(Element and region listings)

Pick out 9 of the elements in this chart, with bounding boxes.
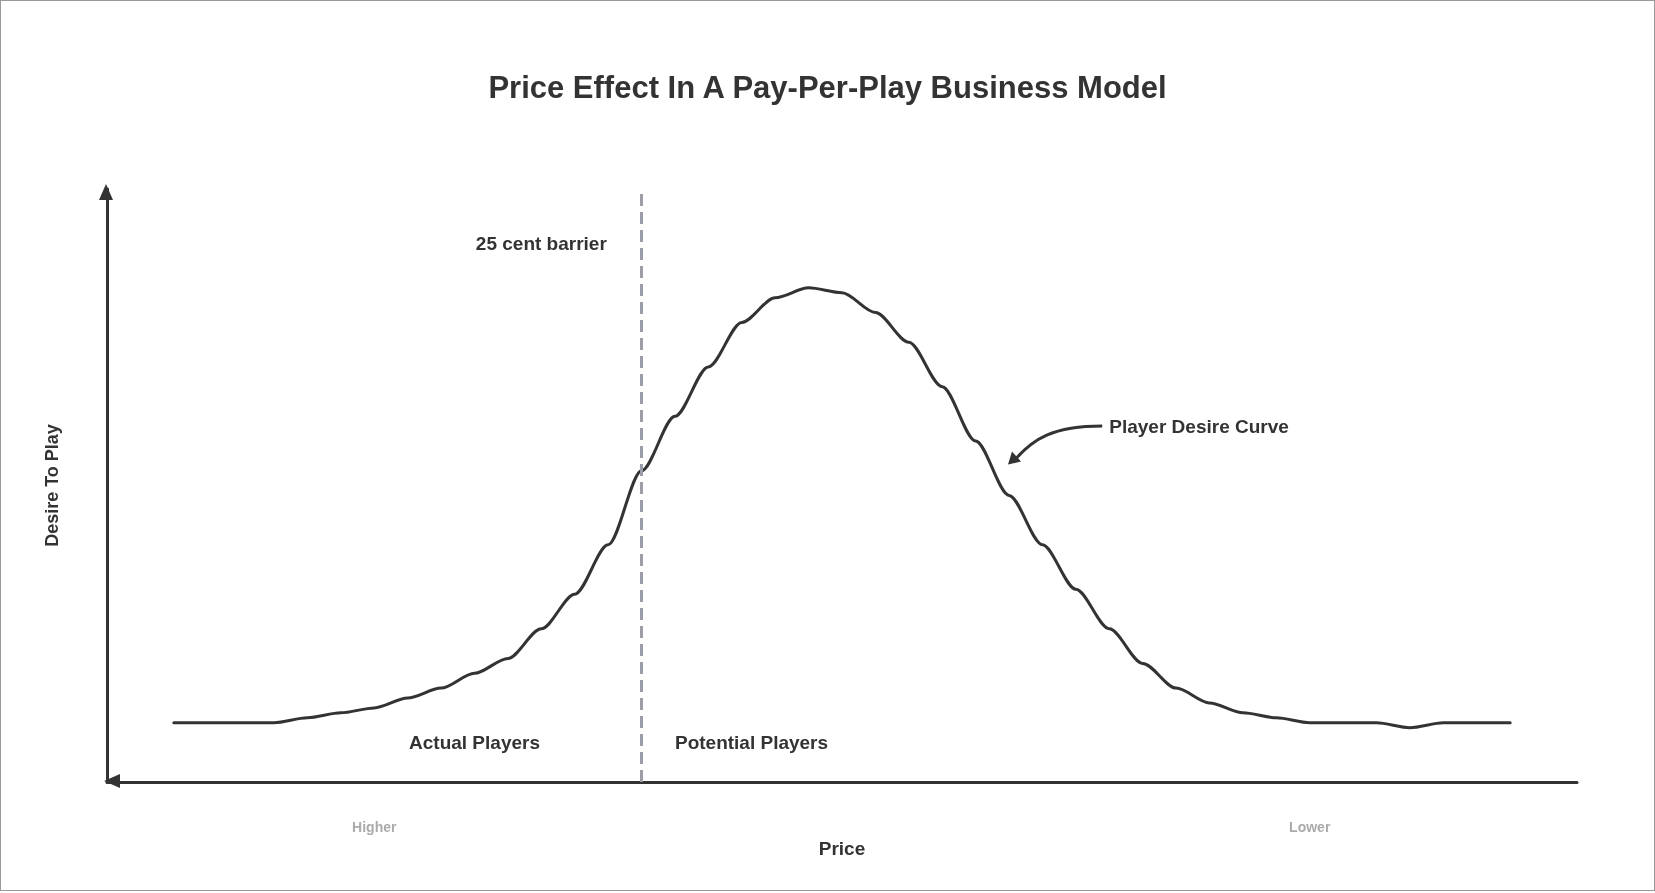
chart-title: Price Effect In A Pay-Per-Play Business Model: [488, 70, 1167, 105]
text: 25 cent barrier: [475, 232, 608, 254]
x-axis-title: Price: [818, 837, 866, 859]
x-tick-label: Higher: [352, 819, 397, 835]
x-tick-label: Lower: [1289, 819, 1331, 835]
annotation: Player Desire Curve: [1109, 415, 1289, 437]
y-axis-title: Desire To Play: [42, 424, 62, 547]
annotation: Potential Players: [674, 731, 829, 753]
annotation: Actual Players: [409, 731, 540, 753]
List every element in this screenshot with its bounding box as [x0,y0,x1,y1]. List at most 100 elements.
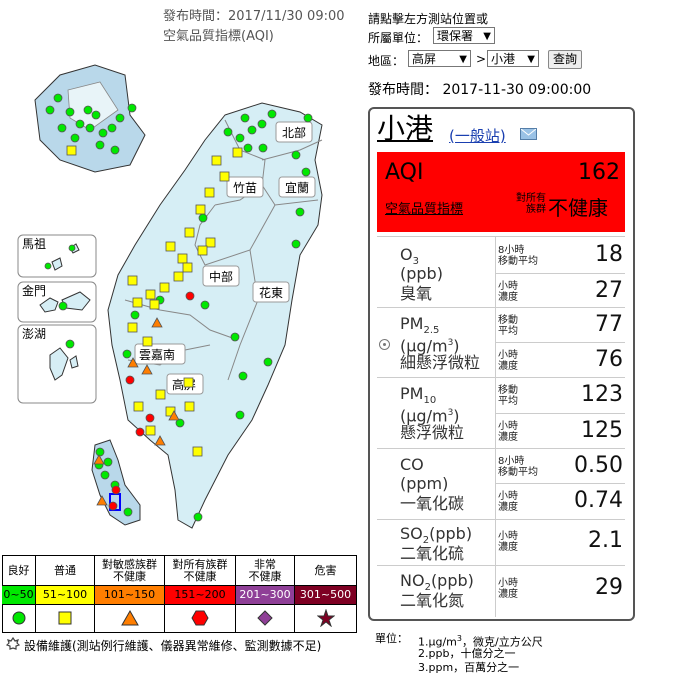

Task to complete: Please write out the lines above word for word, leaving out the pictures.

Result for this task:
Pick out 9 of the elements in this chart, with bounding boxes.
chart-title: Price Effect In A Pay-Per-Play Business Model: [488, 70, 1167, 105]
text: 25 cent barrier: [475, 232, 608, 254]
x-axis-title: Price: [818, 837, 866, 859]
x-tick-label: Higher: [352, 819, 397, 835]
x-tick-label: Lower: [1289, 819, 1331, 835]
annotation: Player Desire Curve: [1109, 415, 1289, 437]
y-axis-title: Desire To Play: [42, 424, 62, 547]
annotation: Potential Players: [674, 731, 829, 753]
annotation: Actual Players: [409, 731, 540, 753]
List every element in this screenshot with its bounding box as [x0,y0,x1,y1]. List at most 100 elements.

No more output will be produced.